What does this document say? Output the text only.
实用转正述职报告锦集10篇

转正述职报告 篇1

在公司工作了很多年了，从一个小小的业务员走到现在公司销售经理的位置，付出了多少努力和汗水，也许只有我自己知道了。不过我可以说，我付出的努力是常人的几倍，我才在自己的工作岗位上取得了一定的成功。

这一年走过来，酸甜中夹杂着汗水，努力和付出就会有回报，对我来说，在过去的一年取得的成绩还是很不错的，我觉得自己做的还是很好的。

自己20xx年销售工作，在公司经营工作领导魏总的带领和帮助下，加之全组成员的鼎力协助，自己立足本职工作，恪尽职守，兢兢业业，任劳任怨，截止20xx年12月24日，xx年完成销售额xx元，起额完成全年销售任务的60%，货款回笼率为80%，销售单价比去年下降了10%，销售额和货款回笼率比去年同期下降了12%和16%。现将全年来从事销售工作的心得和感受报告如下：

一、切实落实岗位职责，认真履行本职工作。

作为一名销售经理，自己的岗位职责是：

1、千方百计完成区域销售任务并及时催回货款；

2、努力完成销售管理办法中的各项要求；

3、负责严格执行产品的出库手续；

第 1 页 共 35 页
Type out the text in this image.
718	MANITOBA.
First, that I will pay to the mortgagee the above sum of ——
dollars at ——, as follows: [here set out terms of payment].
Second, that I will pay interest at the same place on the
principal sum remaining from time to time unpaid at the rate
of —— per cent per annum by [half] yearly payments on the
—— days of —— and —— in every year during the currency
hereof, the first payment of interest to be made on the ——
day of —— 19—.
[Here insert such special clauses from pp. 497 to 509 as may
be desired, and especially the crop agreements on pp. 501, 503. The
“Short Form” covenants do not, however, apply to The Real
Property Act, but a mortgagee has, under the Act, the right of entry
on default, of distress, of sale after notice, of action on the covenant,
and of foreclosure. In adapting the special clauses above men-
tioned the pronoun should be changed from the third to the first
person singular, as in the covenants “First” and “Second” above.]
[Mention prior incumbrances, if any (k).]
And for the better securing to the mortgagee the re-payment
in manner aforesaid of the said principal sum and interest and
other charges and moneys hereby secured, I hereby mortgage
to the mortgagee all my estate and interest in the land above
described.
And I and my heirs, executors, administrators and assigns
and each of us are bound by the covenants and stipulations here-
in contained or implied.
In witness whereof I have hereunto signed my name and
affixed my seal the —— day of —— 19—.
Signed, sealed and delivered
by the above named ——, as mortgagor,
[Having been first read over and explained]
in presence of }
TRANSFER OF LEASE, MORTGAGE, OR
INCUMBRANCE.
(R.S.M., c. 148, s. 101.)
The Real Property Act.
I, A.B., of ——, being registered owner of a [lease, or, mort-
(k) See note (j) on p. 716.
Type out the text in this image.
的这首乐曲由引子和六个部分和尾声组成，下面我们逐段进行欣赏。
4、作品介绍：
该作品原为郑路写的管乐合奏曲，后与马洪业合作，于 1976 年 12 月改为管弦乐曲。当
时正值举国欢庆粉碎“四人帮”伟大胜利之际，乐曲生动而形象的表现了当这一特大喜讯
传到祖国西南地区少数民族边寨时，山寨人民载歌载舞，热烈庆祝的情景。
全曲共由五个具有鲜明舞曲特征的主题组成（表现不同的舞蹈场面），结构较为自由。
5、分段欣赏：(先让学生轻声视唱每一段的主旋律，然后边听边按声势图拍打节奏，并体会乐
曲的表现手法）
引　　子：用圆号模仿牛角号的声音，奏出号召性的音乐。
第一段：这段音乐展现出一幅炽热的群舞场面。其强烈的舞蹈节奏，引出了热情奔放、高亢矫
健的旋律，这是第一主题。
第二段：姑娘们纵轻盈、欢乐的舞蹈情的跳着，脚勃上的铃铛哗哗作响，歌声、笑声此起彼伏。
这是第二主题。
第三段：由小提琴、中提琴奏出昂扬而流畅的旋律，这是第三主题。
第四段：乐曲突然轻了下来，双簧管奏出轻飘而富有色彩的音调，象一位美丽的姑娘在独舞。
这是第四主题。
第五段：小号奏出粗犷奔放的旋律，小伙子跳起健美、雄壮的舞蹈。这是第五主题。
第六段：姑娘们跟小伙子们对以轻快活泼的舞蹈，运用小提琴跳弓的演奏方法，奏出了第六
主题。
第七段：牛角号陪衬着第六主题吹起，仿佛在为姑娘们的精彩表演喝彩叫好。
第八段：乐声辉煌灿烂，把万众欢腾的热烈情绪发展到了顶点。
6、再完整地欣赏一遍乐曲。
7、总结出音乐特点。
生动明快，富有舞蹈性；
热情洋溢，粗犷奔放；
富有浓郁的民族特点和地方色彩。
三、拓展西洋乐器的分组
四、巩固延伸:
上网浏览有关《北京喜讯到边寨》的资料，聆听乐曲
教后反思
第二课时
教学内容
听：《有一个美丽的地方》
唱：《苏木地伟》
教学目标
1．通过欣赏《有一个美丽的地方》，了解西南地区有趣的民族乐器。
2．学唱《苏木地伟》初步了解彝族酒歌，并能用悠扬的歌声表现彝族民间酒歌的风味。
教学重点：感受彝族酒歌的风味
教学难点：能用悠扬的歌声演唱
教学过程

.....

Problem
Write out every line of the entries that holds the word "above".

Response to this task
First, that I will pay to the mortgagee the above sum of ——
and of foreclosure. In adapting the special clauses above men-
person singular, as in the covenants “First” and “Second” above.]
to the mortgagee all my estate and interest in the land above
by the above named ——, as mortgagor,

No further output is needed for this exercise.